*** DATA SECTION ***
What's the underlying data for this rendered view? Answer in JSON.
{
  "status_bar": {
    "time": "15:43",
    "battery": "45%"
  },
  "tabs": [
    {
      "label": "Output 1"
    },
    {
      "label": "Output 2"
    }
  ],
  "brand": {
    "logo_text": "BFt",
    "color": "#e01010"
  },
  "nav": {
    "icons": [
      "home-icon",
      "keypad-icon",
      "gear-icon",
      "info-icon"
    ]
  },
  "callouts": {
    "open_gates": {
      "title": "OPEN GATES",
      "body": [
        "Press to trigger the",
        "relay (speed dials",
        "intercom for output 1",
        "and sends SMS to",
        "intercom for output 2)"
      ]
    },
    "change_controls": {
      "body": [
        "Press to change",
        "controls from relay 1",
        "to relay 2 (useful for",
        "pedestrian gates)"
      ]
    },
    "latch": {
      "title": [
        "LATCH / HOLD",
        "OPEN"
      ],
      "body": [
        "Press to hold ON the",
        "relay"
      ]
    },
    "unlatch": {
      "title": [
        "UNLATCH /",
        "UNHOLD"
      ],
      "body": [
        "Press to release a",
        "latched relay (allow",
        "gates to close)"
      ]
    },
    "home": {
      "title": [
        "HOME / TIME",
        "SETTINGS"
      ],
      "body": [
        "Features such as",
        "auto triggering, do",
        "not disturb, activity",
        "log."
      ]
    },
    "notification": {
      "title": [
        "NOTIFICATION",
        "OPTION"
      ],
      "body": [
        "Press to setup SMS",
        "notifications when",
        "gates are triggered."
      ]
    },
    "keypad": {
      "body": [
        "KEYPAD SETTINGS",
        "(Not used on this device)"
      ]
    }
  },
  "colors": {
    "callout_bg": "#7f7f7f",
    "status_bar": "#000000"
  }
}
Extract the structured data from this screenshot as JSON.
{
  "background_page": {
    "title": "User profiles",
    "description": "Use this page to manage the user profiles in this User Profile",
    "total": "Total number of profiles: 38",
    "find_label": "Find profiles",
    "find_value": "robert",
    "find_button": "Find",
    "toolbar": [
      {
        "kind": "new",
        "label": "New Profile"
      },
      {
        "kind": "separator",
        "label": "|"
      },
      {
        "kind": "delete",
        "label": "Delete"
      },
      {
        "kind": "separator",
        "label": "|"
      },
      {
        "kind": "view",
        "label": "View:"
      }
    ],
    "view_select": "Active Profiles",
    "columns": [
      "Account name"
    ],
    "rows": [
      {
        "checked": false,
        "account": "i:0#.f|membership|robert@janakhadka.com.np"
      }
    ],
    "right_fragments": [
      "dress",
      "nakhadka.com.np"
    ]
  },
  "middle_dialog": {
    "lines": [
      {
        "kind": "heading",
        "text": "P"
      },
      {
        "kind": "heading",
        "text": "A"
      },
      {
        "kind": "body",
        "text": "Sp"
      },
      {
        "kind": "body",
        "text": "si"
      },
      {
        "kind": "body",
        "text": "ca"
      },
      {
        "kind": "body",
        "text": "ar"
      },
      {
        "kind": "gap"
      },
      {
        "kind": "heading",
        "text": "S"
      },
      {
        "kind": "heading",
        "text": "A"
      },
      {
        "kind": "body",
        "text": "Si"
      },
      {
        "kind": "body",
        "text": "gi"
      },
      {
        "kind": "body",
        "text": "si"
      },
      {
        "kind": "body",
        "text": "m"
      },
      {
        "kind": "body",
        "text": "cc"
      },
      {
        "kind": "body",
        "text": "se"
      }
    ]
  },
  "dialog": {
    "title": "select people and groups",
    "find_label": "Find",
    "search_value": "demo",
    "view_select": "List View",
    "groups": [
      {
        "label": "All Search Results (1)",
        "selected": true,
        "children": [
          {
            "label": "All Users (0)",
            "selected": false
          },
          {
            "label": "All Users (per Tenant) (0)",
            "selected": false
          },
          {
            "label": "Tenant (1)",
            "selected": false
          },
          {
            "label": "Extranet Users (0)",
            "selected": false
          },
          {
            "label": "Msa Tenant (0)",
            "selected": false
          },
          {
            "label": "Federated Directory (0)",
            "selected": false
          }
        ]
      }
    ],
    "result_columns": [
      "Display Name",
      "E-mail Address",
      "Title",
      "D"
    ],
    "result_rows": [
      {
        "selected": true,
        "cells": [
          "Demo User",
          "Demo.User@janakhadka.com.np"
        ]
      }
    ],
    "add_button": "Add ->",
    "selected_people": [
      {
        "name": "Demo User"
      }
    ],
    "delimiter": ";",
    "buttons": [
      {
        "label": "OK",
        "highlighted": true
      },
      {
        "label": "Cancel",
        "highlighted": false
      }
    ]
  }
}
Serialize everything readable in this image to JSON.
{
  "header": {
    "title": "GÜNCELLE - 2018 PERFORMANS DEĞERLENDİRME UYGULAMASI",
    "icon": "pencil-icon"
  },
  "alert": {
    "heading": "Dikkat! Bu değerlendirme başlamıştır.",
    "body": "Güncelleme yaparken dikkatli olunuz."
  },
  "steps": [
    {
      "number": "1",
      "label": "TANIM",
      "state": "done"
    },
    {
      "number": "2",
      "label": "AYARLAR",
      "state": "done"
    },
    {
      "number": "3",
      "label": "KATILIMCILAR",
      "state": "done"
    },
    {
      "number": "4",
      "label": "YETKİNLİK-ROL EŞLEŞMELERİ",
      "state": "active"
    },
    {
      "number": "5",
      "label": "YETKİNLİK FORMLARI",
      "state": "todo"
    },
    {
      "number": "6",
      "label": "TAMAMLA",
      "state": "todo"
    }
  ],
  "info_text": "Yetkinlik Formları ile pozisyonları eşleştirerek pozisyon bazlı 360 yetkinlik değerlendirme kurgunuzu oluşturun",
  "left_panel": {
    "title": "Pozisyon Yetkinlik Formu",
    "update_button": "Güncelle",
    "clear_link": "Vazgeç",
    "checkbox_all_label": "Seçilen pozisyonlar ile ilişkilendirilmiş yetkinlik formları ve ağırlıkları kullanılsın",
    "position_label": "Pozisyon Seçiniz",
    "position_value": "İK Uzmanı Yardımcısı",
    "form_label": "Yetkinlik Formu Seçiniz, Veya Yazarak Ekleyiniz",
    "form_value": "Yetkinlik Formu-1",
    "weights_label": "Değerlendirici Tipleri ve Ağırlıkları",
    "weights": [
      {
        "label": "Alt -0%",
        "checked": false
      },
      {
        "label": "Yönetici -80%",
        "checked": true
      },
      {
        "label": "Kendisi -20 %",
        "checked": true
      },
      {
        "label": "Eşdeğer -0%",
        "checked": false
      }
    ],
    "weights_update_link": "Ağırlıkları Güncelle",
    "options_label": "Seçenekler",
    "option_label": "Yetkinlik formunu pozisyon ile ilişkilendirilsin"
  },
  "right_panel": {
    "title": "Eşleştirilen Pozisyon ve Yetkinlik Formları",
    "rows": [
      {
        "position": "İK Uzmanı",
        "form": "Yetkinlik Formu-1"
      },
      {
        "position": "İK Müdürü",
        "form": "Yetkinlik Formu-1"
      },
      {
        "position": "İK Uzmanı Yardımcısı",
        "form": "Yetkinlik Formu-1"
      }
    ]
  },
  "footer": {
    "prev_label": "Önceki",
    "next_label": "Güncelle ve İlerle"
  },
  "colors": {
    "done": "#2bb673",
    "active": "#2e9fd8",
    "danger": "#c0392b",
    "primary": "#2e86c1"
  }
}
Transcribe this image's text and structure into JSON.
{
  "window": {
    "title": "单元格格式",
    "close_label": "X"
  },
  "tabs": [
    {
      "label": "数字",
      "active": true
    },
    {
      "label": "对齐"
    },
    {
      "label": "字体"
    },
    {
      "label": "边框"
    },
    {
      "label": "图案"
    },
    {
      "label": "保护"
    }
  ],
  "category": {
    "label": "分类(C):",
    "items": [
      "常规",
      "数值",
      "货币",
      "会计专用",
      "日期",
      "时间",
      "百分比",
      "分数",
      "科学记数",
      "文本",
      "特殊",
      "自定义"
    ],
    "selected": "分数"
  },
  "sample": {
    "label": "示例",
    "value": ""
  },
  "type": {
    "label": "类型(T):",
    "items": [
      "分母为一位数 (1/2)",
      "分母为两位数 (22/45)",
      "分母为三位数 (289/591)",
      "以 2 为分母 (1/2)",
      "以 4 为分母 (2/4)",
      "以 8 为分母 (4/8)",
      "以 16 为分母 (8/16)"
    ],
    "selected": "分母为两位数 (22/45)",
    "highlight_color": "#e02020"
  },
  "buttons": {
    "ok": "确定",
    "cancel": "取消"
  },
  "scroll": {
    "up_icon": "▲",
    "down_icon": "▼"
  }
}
***
WORK INSTRUCTIONS.
Repeat the line that contains "Transcribe this image's", then every line after it until the records end, with nothing added.

WRITTEN SOLUTION.
Transcribe this image's text and structure into JSON.
{
  "window": {
    "title": "单元格格式",
    "close_label": "X"
  },
  "tabs": [
    {
      "label": "数字",
      "active": true
    },
    {
      "label": "对齐"
    },
    {
      "label": "字体"
    },
    {
      "label": "边框"
    },
    {
      "label": "图案"
    },
    {
      "label": "保护"
    }
  ],
  "category": {
    "label": "分类(C):",
    "items": [
      "常规",
      "数值",
      "货币",
      "会计专用",
      "日期",
      "时间",
      "百分比",
      "分数",
      "科学记数",
      "文本",
      "特殊",
      "自定义"
    ],
    "selected": "分数"
  },
  "sample": {
    "label": "示例",
    "value": ""
  },
  "type": {
    "label": "类型(T):",
    "items": [
      "分母为一位数 (1/2)",
      "分母为两位数 (22/45)",
      "分母为三位数 (289/591)",
      "以 2 为分母 (1/2)",
      "以 4 为分母 (2/4)",
      "以 8 为分母 (4/8)",
      "以 16 为分母 (8/16)"
    ],
    "selected": "分母为两位数 (22/45)",
    "highlight_color": "#e02020"
  },
  "buttons": {
    "ok": "确定",
    "cancel": "取消"
  },
  "scroll": {
    "up_icon": "▲",
    "down_icon": "▼"
  }
}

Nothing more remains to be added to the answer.